EXERCISE REQUIREMENTS:
Examine the material below. Gather every line in which the string "this" appears.

SUPPLIED DATA:
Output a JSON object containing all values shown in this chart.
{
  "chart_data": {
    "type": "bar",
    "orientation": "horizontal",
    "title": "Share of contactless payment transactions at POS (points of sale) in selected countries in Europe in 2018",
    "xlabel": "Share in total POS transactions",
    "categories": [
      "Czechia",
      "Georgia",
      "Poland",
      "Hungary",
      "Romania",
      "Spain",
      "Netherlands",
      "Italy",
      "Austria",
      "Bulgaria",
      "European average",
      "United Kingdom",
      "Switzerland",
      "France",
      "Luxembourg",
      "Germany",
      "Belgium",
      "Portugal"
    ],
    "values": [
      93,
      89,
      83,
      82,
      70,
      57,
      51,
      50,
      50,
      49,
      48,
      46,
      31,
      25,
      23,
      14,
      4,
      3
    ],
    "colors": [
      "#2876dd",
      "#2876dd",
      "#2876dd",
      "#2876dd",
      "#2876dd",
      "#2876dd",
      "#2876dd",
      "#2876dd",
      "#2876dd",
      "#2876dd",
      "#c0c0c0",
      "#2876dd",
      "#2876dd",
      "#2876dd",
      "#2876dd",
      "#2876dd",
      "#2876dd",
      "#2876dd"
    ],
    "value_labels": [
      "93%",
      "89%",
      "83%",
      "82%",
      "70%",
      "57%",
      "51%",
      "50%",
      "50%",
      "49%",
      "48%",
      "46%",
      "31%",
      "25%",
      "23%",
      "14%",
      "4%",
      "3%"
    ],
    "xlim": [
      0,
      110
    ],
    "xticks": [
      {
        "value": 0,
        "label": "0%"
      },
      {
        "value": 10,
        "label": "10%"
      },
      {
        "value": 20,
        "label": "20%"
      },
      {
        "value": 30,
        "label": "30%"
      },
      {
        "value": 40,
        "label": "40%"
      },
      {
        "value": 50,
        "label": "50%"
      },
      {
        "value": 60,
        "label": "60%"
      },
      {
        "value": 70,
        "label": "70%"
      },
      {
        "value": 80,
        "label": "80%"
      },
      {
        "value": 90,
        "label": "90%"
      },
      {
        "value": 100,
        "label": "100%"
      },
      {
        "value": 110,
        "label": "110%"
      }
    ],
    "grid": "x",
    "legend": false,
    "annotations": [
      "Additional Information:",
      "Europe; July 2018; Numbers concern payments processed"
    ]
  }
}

...

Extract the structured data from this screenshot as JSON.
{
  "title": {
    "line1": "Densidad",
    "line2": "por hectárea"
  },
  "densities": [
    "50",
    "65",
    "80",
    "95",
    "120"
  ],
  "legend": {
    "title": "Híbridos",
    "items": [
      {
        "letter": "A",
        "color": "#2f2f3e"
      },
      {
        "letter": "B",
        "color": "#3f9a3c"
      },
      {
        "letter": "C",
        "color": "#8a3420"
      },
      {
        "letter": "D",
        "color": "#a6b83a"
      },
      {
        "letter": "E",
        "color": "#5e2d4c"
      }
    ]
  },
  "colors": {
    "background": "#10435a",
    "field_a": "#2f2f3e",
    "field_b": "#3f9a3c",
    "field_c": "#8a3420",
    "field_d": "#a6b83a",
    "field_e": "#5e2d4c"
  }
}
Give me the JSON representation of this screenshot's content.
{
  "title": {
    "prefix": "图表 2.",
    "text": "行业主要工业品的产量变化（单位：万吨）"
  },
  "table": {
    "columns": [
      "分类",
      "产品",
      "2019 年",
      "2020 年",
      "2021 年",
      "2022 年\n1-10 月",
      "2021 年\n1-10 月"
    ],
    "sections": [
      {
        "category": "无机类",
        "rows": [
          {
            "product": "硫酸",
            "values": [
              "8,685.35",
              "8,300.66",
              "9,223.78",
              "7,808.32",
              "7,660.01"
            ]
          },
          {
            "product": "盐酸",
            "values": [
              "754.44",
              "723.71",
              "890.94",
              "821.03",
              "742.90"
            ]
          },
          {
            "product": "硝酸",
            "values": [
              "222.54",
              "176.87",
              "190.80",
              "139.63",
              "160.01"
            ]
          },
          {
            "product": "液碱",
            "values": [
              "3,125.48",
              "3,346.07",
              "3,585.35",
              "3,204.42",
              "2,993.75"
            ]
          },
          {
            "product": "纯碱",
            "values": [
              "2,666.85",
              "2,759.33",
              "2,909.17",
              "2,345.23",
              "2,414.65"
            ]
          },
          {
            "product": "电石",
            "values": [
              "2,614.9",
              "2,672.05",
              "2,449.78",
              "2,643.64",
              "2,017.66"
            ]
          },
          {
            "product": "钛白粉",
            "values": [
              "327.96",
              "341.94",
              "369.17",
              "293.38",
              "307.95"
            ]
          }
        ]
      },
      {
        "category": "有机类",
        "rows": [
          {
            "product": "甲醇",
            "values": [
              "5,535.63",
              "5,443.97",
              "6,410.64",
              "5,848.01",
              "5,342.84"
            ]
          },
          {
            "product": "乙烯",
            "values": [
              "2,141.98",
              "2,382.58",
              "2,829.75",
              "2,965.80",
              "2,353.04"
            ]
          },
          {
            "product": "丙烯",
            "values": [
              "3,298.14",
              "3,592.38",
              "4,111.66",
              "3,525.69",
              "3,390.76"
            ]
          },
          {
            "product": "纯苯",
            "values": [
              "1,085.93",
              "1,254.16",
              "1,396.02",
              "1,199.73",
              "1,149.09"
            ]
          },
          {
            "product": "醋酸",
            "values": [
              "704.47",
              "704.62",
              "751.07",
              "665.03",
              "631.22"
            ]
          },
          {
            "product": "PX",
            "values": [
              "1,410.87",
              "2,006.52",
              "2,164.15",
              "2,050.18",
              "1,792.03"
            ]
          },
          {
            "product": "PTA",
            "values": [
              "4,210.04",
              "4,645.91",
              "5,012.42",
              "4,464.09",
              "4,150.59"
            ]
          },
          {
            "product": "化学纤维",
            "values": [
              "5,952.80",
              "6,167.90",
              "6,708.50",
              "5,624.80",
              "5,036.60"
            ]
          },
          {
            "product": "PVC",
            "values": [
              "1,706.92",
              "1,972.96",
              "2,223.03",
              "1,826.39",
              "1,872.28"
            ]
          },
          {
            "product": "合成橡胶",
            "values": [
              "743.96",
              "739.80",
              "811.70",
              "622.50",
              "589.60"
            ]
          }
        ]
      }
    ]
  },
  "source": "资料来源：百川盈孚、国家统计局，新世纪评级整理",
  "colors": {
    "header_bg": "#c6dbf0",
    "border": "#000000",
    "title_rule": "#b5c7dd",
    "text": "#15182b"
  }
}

OUTPUT OF THE TASK:
Output a JSON object containing all values shown in this chart.
Extract the structured data from this screenshot as JSON.
Give me the JSON representation of this screenshot's content.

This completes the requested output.